Backbeam.io documentation

Users authentication

Session storage

When you perform authentication functionality you can access the current authenticated user with var user = backbeam.currentUser(). When you are developing a web page the user session is stored in a cookie. If you are using the SDK in the client-side (i.e an embedded mobile application) then by default the SDK only remembers the current authenticated user saving the object in memory. But you can also use a persistent session storage. You just need to pass an optional parameter to the backbeam.configure method and implement two functions. This is an example of how to implement a basic file-based session persistence in Nodejs:

var sessFile = require('path').join(__dirname, 'session-data')
backbeam.configure({…,
  sessionStore: {
    store: function(sessionData) {
      if (sessionData) { // sessionData is just a string. If it is null it is due a logout
        fs.writeFileSync(sessFile, sessionData, 'utf8')
      } else {
        fs.unlinkSync(sessFile)
      }
    },
    restore: function() {
      try {
        return fs.readFileSync(sessFile, 'utf8')
      } catch(e) {
        return null
      }
    }
  }
})

Email + password based authentication

For a simple signup using email+password you just need to create a user object and save it with its email and password fields setted. You of course can set more fields.

var object = backbeam.empty('user')
object.set('email', 'some_user@example.com')
object.set('password', 'some_strong_password')
object.save(function(error) {
  // here the user has been created
  var user = backbeam.currentUser()
  // if user != null both 'user' and 'object' are the same object
})

Depending on your project settings the user is registered and can logged or just registered waiting to activate their email address. If backbeam.currentUser() does not return null the user is both registered and logged in the application.

backbeam.currentUser() is persistent in server-side code. The current user is stored in a cookie and you can access it in any controller. You can logout the user by calling backbeam.logout().

When you want to authenticate an already registered user using email+password authentication you just need to use backbeam.login() as follows

backbeam.login('some_user@example.com', 'some_strong_password', function(error, user) {
  // if there is no error you can access the users information
})

[Dataset items]
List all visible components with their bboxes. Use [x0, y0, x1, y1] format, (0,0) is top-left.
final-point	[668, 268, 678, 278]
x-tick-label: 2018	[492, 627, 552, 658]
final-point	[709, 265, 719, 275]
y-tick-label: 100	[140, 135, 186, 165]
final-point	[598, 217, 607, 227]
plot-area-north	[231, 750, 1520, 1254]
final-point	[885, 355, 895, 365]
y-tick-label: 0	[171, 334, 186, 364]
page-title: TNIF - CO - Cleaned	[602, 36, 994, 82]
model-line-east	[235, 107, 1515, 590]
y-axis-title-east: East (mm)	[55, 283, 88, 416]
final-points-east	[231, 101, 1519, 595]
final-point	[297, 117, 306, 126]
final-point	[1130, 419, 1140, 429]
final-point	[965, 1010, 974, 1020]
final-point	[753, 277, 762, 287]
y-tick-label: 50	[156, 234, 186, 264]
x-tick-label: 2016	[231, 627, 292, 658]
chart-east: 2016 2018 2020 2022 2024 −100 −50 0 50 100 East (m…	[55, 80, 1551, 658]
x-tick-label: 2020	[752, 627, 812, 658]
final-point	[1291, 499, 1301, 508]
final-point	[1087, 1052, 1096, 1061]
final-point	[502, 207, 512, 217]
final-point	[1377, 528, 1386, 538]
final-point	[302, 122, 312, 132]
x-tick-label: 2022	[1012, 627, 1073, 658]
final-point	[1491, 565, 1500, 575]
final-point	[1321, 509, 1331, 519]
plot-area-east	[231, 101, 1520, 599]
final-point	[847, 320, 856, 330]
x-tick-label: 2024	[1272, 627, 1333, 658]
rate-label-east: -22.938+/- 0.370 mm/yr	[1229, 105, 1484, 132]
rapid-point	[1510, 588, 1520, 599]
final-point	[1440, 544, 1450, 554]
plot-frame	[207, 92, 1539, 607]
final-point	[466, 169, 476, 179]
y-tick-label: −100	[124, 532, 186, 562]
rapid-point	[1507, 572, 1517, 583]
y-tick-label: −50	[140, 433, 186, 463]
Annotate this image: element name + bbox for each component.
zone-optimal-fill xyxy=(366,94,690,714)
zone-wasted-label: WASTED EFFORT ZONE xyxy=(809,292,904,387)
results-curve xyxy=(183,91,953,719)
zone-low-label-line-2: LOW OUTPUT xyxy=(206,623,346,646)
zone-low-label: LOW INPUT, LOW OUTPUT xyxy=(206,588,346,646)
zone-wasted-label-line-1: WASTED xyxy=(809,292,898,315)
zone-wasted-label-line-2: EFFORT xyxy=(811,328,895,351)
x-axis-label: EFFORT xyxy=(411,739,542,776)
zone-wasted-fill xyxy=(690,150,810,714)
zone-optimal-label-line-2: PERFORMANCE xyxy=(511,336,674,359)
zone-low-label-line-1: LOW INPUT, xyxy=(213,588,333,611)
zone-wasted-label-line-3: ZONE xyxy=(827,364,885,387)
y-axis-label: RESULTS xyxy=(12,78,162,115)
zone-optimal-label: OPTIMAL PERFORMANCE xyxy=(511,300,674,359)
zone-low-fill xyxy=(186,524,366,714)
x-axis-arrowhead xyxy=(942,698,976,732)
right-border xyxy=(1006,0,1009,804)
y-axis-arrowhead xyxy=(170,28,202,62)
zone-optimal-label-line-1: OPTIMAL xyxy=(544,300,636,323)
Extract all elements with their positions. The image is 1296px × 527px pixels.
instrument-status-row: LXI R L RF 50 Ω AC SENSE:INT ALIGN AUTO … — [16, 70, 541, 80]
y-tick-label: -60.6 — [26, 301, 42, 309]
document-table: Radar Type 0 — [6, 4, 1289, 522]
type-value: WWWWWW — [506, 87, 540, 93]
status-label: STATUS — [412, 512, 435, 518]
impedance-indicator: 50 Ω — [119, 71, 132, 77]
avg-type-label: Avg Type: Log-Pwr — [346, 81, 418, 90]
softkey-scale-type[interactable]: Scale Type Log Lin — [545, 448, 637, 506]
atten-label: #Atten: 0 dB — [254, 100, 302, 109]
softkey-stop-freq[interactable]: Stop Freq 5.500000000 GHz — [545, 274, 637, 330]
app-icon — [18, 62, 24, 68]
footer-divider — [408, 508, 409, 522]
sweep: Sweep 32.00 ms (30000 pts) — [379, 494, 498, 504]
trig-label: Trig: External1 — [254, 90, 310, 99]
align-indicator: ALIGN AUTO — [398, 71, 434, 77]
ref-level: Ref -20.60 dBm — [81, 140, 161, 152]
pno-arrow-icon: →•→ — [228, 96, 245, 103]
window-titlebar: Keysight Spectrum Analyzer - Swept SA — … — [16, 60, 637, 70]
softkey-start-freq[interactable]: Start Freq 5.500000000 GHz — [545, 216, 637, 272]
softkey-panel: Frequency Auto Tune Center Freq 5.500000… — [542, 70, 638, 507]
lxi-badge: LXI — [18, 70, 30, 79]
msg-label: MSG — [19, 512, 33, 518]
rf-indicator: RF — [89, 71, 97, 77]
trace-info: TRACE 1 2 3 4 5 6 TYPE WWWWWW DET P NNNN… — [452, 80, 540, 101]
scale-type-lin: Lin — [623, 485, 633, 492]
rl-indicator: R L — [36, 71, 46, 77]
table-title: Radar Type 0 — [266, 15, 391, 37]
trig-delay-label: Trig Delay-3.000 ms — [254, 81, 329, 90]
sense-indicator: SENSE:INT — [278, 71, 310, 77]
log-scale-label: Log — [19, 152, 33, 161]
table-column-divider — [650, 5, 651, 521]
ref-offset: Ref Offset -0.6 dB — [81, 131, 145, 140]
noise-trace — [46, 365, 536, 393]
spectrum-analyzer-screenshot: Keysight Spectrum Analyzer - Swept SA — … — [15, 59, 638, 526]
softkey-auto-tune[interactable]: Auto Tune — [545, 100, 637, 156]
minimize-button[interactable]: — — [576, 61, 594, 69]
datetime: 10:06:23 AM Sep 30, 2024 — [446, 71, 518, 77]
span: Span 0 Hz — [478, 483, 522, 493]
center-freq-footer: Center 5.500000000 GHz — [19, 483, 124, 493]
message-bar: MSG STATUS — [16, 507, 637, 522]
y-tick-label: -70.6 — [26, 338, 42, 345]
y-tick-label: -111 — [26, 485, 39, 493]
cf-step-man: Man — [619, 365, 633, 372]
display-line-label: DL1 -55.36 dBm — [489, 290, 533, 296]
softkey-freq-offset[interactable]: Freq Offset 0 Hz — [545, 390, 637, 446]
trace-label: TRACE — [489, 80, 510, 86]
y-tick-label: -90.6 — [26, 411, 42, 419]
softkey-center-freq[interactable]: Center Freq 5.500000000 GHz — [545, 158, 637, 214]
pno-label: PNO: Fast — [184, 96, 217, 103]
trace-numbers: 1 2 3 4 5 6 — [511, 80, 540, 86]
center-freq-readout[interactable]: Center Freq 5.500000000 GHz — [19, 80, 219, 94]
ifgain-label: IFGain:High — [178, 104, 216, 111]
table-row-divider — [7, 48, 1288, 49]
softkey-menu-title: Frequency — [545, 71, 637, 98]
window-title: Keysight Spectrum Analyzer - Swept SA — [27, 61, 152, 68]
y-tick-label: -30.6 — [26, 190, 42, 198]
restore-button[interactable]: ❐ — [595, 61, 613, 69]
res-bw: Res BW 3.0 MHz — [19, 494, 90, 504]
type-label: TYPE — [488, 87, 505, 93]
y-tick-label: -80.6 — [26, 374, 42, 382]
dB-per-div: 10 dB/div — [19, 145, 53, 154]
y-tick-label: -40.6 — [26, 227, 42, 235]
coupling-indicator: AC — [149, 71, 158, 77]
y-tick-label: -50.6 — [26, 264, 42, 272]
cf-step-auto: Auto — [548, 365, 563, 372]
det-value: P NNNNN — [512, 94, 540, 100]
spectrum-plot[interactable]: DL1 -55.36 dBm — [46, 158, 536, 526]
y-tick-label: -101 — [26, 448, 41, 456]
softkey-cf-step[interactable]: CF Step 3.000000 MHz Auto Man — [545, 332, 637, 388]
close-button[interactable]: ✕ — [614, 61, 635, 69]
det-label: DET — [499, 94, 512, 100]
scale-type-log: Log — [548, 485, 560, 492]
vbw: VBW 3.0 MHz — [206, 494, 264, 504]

◆ **Exercise 1**: In the Backbeam authentication documentation, where does the client-side SDK keep the current authenticated user by default?
◆ **Exercise 2**: Extend the Backbeam authentication documentation, picking up right after its final code sample.

◆ **Answer box 1**: In memory.

◆ **Answer box 2**:
For server-side code once the user has been authenticated you can access the backbeam.currentUser() at anytime in any controlller until you call backbeam.logout() or the cookie expires.

Third-party authentication

You can authenticate your users using Twitter, Facebook, Google+, LinkedIn and GitHub. First of all you need to configure your project: go to the 'Users authentication' in your control panel and configure the Twitter and Facebook parameters.

In the JavaScript SDK you get authorization of your users and then you send to Backbeam their credentials. For Twitter the credentials consist on the oauth_token and oath_token_secret generated in the OAuth authorization process.

var credentials = { oauth_token:'the oauth token', oauth_token_secret:'the oauth token secret' }
backbeam.twitterSignup(credentials, function(err, user, isNew) {
  // Here you get the 'user' object if everything went ok
  // The 'isNew' boolean indicates whether the user is new or is a returning user
})

When developing web applications backbeam provides some helper methods for the Twitter authentication. Read how to signup users using Twitter in your web application.

When using Facebook as authentication mechanism you will get an access_token and then you can signup the user into your project using:

var credentials = { access_token:'the acccess token' }
backbeam.facebookSignup(credentials, function(err, user, isNew) {
  // Here you get the 'user' object if everything went ok
  // The 'isNew' boolean indicates whether the user is new or is a returning user
})

If you want to sign up a user from a web application using Facebook you can use the documented Login flow in the Facebook documentation.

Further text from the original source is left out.